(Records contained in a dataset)
------------------------------------------------------------------------
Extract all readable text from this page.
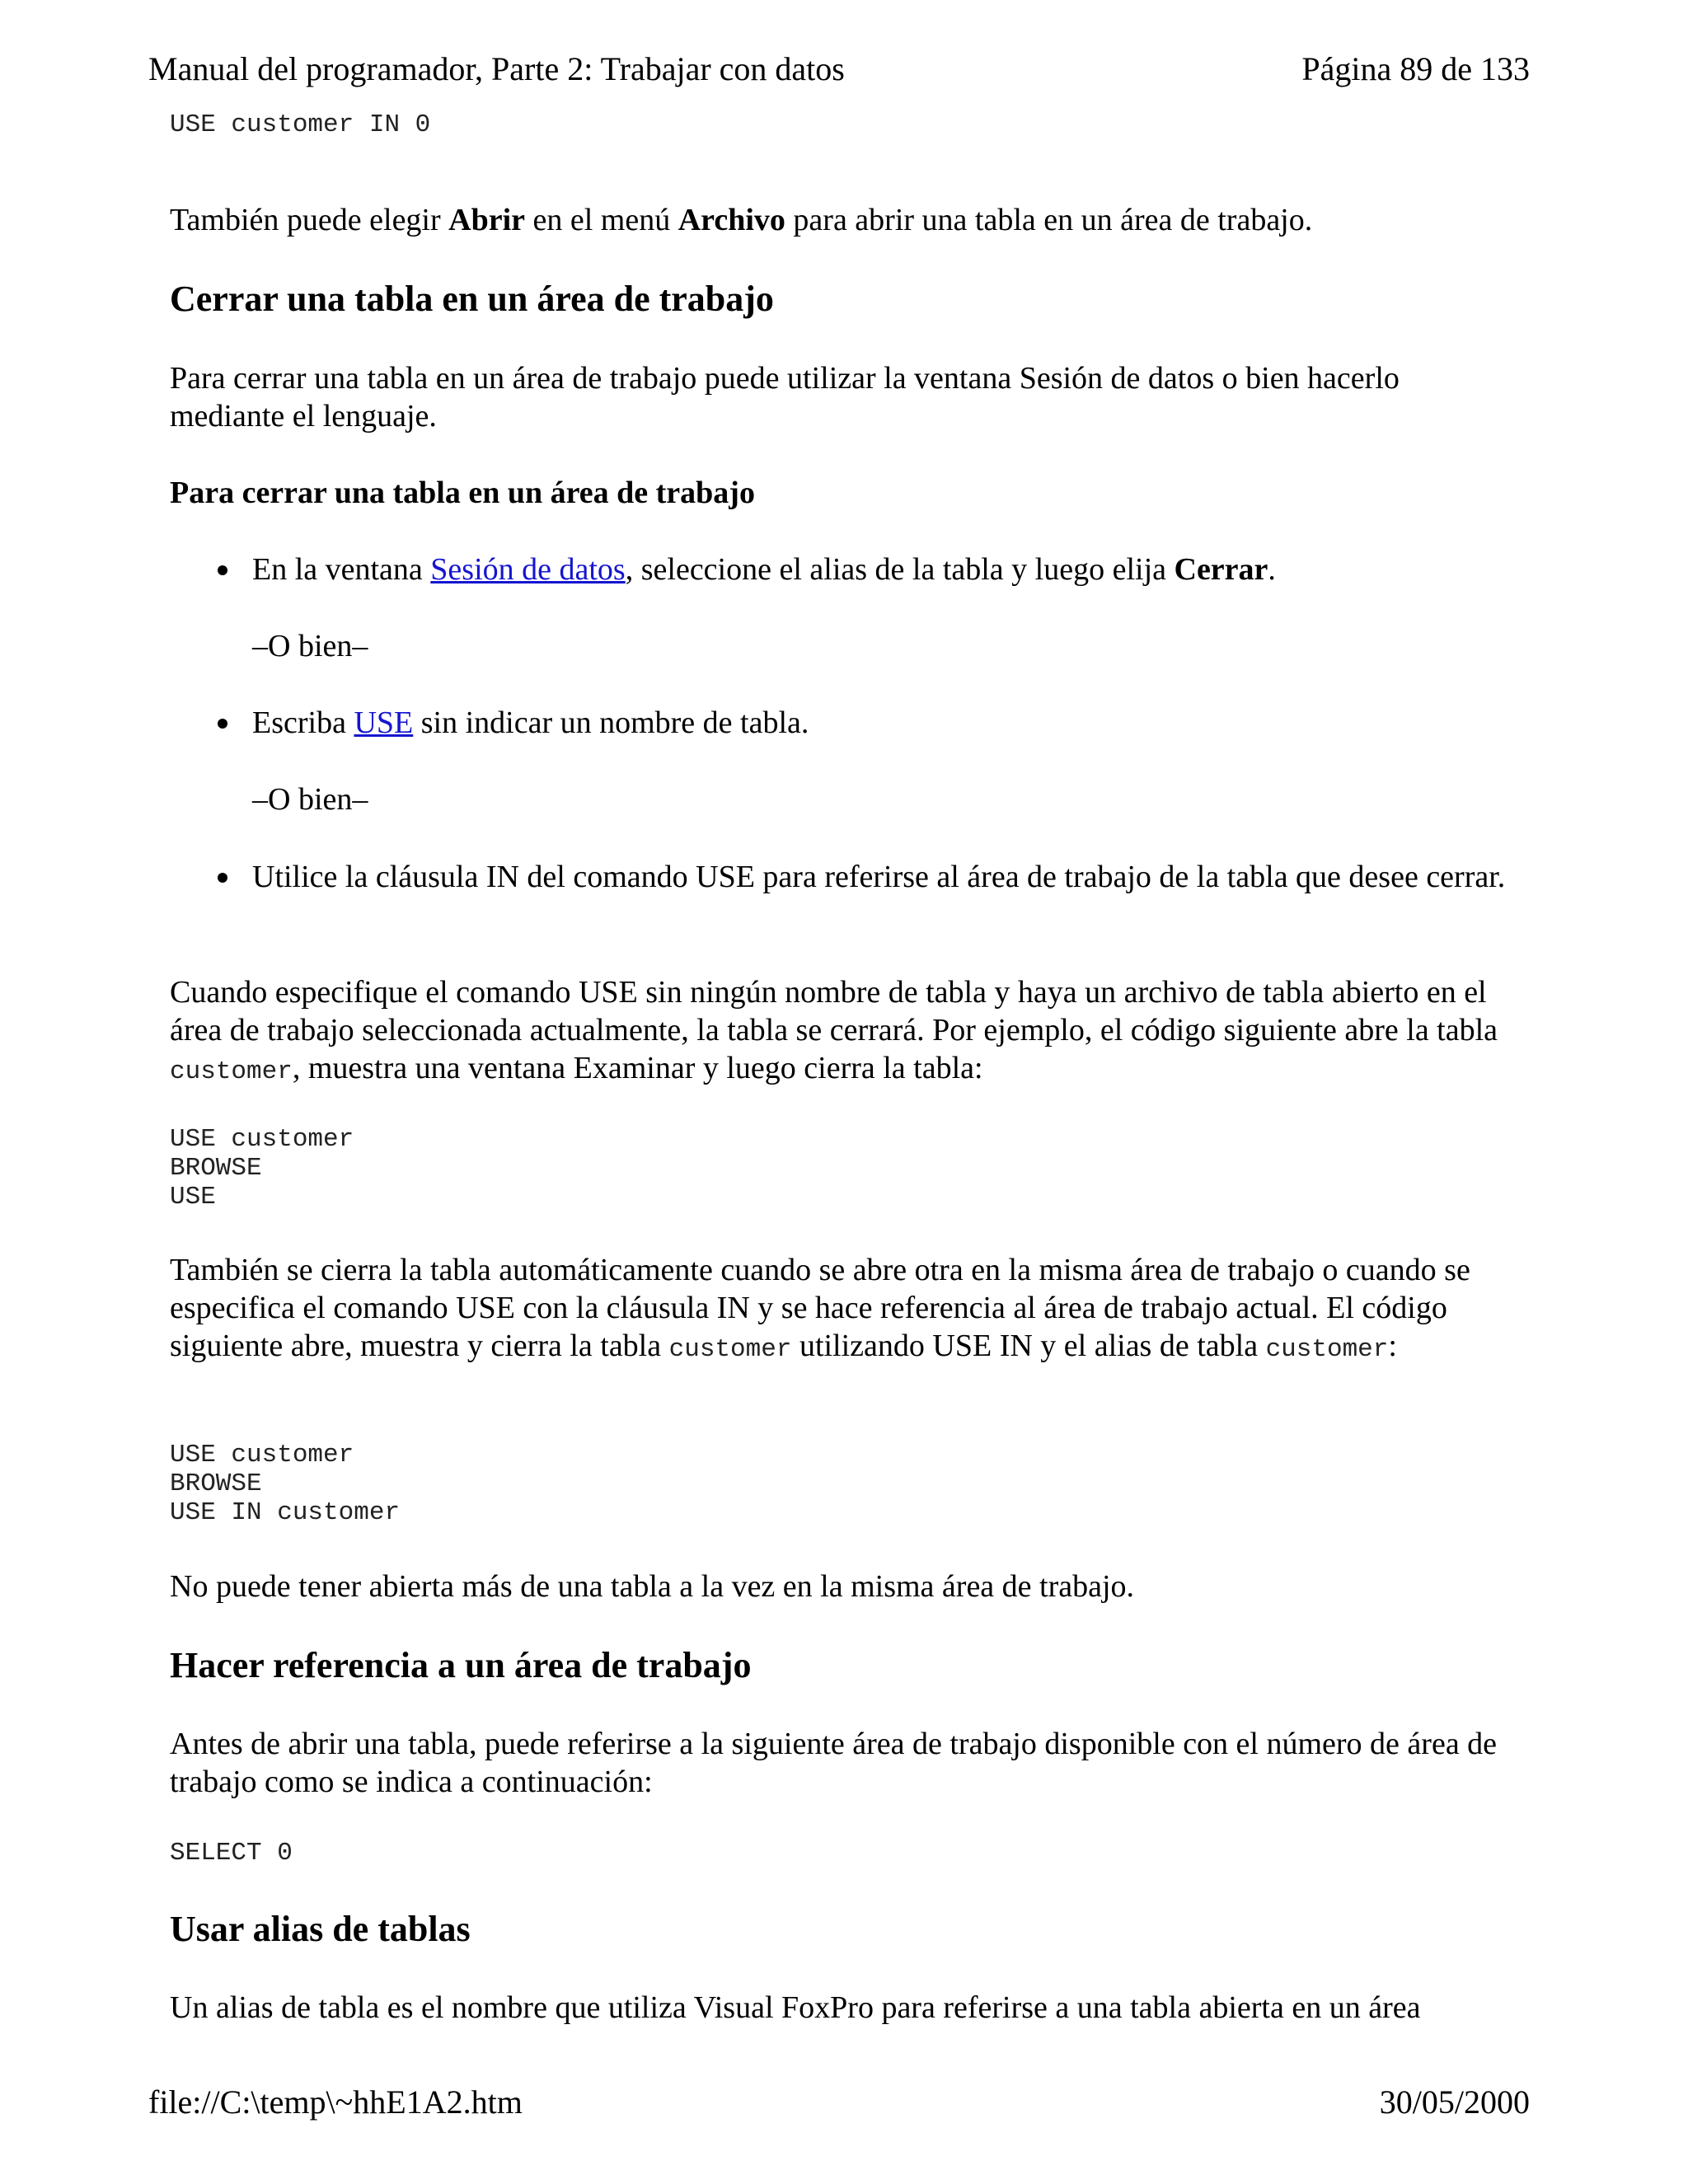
Manual del programador, Parte 2: Trabajar con datos	Página 89 de 133
USE customer IN 0

También puede elegir Abrir en el menú Archivo para abrir una tabla en un área de trabajo.

Cerrar una tabla en un área de trabajo

Para cerrar una tabla en un área de trabajo puede utilizar la ventana Sesión de datos o bien hacerlo mediante el lenguaje.

Para cerrar una tabla en un área de trabajo
En la ventana Sesión de datos, seleccione el alias de la tabla y luego elija Cerrar.
–O bien–
Escriba USE sin indicar un nombre de tabla.
–O bien–
Utilice la cláusula IN del comando USE para referirse al área de trabajo de la tabla que desee cerrar.

Cuando especifique el comando USE sin ningún nombre de tabla y haya un archivo de tabla abierto en el área de trabajo seleccionada actualmente, la tabla se cerrará. Por ejemplo, el código siguiente abre la tabla customer, muestra una ventana Examinar y luego cierra la tabla:

USE customer
BROWSE
USE

También se cierra la tabla automáticamente cuando se abre otra en la misma área de trabajo o cuando se especifica el comando USE con la cláusula IN y se hace referencia al área de trabajo actual. El código siguiente abre, muestra y cierra la tabla customer utilizando USE IN y el alias de tabla customer:

USE customer
BROWSE
USE IN customer

No puede tener abierta más de una tabla a la vez en la misma área de trabajo.

Hacer referencia a un área de trabajo

Antes de abrir una tabla, puede referirse a la siguiente área de trabajo disponible con el número de área de trabajo como se indica a continuación:

SELECT 0
Usar alias de tablas

Un alias de tabla es el nombre que utiliza Visual FoxPro para referirse a una tabla abierta en un área

file://C:\temp\~hhE1A2.htm	30/05/2000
------------------------------------------------------------------------
▸ **AIM**: Look through the material and say how many lines hold "datos". Give the number only.

▸ **OUTPUT BELOW**: 3